_The exercise_.
Pull out every line containing the string "color".

Dataset entries on figures
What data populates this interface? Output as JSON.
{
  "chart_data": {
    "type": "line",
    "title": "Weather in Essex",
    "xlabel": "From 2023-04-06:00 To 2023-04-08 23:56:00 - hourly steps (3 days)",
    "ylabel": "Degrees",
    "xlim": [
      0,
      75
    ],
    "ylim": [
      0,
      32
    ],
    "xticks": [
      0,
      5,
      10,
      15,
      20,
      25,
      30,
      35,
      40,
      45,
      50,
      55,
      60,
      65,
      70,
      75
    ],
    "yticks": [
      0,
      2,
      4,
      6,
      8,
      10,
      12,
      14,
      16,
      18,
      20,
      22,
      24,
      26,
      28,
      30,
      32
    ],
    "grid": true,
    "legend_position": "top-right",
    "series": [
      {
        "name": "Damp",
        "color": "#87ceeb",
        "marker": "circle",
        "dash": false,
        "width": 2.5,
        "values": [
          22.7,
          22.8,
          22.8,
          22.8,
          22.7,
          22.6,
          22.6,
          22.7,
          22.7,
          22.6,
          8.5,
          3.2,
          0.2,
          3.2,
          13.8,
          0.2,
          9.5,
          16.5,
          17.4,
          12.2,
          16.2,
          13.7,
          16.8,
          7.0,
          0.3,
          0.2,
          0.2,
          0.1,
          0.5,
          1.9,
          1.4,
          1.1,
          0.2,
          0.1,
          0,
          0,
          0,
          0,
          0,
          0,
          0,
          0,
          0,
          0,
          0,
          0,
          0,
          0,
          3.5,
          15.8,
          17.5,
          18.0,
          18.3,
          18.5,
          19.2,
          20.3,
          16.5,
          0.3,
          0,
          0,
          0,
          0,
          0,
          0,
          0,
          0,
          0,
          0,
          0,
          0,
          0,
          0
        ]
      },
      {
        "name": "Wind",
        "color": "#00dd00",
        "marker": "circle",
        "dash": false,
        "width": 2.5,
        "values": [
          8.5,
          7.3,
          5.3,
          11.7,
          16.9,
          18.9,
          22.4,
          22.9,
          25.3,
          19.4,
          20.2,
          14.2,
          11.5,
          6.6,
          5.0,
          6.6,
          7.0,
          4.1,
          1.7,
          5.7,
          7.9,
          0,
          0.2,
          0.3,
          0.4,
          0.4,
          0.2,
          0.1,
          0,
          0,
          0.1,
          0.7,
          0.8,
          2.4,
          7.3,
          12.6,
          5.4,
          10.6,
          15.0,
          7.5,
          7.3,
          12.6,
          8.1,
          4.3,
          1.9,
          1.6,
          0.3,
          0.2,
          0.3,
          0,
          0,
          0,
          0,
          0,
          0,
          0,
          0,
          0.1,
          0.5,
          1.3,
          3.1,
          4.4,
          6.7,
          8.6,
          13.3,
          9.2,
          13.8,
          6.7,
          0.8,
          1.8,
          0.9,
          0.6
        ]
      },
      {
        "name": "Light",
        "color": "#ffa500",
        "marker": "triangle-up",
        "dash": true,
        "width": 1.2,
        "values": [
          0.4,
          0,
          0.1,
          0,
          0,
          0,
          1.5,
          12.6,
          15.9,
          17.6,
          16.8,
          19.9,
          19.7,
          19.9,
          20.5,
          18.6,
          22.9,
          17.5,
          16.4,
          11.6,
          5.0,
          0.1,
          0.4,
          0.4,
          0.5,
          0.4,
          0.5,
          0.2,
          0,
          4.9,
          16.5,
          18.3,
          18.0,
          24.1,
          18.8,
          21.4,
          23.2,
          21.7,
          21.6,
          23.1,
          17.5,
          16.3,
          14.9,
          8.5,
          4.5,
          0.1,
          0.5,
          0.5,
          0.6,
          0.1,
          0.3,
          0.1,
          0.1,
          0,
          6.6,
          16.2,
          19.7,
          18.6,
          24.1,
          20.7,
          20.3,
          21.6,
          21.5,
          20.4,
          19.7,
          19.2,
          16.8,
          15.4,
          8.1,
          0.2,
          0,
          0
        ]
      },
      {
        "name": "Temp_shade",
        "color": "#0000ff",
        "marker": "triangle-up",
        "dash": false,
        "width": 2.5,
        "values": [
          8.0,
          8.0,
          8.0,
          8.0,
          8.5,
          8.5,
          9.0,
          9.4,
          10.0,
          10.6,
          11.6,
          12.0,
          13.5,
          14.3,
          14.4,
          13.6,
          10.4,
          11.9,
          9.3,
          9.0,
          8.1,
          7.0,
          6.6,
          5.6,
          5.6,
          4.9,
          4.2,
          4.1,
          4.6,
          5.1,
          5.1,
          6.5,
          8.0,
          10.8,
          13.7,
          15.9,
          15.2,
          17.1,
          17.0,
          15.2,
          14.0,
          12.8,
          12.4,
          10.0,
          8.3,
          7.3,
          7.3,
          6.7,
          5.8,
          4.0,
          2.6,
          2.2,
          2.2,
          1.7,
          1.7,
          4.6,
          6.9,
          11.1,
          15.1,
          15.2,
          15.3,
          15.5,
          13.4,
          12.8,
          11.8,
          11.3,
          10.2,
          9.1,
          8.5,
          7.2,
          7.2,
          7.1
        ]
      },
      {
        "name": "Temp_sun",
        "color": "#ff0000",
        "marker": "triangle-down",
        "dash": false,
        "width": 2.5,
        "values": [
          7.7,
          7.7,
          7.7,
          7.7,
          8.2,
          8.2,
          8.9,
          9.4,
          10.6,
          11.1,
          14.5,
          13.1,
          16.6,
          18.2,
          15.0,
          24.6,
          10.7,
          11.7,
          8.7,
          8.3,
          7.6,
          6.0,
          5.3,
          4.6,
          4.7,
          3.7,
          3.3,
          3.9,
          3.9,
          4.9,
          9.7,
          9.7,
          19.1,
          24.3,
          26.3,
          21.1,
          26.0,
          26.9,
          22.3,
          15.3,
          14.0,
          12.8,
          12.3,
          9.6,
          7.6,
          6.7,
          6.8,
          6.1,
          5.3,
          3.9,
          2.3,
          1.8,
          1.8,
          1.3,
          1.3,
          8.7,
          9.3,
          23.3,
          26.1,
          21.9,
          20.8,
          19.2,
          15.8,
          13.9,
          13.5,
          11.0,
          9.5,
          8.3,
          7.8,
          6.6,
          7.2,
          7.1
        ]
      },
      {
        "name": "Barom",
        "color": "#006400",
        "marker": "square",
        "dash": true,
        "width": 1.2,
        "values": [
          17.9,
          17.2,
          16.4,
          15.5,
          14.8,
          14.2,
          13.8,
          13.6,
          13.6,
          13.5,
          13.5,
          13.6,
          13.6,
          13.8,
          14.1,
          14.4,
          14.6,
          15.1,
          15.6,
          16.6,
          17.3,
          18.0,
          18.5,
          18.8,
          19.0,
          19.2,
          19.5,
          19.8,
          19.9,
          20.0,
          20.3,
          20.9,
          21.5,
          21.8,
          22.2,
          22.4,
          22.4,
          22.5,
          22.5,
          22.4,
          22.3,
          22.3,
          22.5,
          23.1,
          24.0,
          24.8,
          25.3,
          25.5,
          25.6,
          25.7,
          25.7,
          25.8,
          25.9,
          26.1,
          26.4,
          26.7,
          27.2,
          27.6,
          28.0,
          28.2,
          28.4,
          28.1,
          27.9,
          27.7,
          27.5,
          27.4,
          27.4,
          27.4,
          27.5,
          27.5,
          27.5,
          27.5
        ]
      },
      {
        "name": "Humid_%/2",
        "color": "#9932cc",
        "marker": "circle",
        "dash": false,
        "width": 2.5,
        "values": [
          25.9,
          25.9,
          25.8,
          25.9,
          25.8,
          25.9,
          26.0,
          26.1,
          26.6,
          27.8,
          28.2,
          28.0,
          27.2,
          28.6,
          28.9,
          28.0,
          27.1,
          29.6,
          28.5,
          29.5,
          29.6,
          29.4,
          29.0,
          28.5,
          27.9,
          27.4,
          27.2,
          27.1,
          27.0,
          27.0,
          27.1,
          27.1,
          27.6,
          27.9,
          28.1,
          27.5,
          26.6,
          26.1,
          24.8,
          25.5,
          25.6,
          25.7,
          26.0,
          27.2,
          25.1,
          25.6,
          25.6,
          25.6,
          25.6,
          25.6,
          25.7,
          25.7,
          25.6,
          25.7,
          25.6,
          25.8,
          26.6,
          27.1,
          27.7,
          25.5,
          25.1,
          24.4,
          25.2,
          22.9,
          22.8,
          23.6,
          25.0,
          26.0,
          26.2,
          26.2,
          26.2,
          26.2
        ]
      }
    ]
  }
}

_Response below_.
        "color": "#87ceeb",
        "color": "#00dd00",
        "color": "#ffa500",
        "color": "#0000ff",
        "color": "#ff0000",
        "color": "#006400",
        "color": "#9932cc",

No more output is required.